:: Data rows ::
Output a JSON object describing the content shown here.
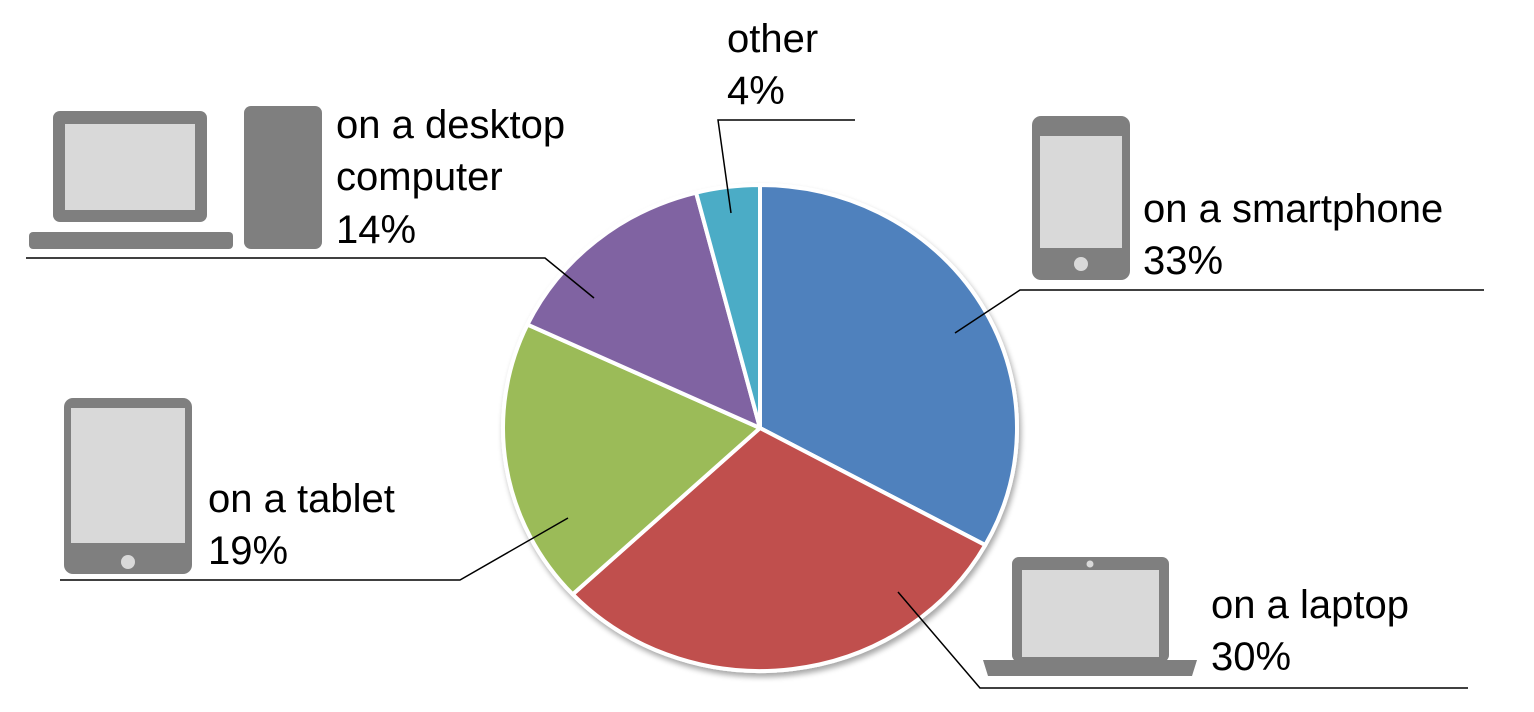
{
  "chart_data": {
    "type": "pie",
    "title": "",
    "slices": [
      {
        "label": "on a smartphone",
        "value": 33,
        "display": "33%",
        "color": "#4F81BD",
        "icon": "smartphone-icon"
      },
      {
        "label": "on a laptop",
        "value": 30,
        "display": "30%",
        "color": "#C0504D",
        "icon": "laptop-icon"
      },
      {
        "label": "on a tablet",
        "value": 19,
        "display": "19%",
        "color": "#9BBB59",
        "icon": "tablet-icon"
      },
      {
        "label": "on a desktop computer",
        "value": 14,
        "display": "14%",
        "color": "#8064A2",
        "icon": "desktop-computer-icon"
      },
      {
        "label": "other",
        "value": 4,
        "display": "4%",
        "color": "#4BACC6",
        "icon": ""
      }
    ],
    "start": "12 o'clock",
    "direction": "clockwise",
    "legend": "none"
  },
  "labels": {
    "smartphone": {
      "line1": "on a smartphone",
      "pct": "33%"
    },
    "laptop": {
      "line1": "on a laptop",
      "pct": "30%"
    },
    "tablet": {
      "line1": "on a tablet",
      "pct": "19%"
    },
    "desktop": {
      "line1": "on a desktop",
      "line2": "computer",
      "pct": "14%"
    },
    "other": {
      "line1": "other",
      "pct": "4%"
    }
  }
}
:::
Task requirements:
Transcribe all of the entries word for word, but skip any pictures they contain.

Complete answer:
Output a JSON object describing the content shown here.
{
  "chart_data": {
    "type": "pie",
    "title": "",
    "slices": [
      {
        "label": "on a smartphone",
        "value": 33,
        "display": "33%",
        "color": "#4F81BD",
        "icon": "smartphone-icon"
      },
      {
        "label": "on a laptop",
        "value": 30,
        "display": "30%",
        "color": "#C0504D",
        "icon": "laptop-icon"
      },
      {
        "label": "on a tablet",
        "value": 19,
        "display": "19%",
        "color": "#9BBB59",
        "icon": "tablet-icon"
      },
      {
        "label": "on a desktop computer",
        "value": 14,
        "display": "14%",
        "color": "#8064A2",
        "icon": "desktop-computer-icon"
      },
      {
        "label": "other",
        "value": 4,
        "display": "4%",
        "color": "#4BACC6",
        "icon": ""
      }
    ],
    "start": "12 o'clock",
    "direction": "clockwise",
    "legend": "none"
  },
  "labels": {
    "smartphone": {
      "line1": "on a smartphone",
      "pct": "33%"
    },
    "laptop": {
      "line1": "on a laptop",
      "pct": "30%"
    },
    "tablet": {
      "line1": "on a tablet",
      "pct": "19%"
    },
    "desktop": {
      "line1": "on a desktop",
      "line2": "computer",
      "pct": "14%"
    },
    "other": {
      "line1": "other",
      "pct": "4%"
    }
  }
}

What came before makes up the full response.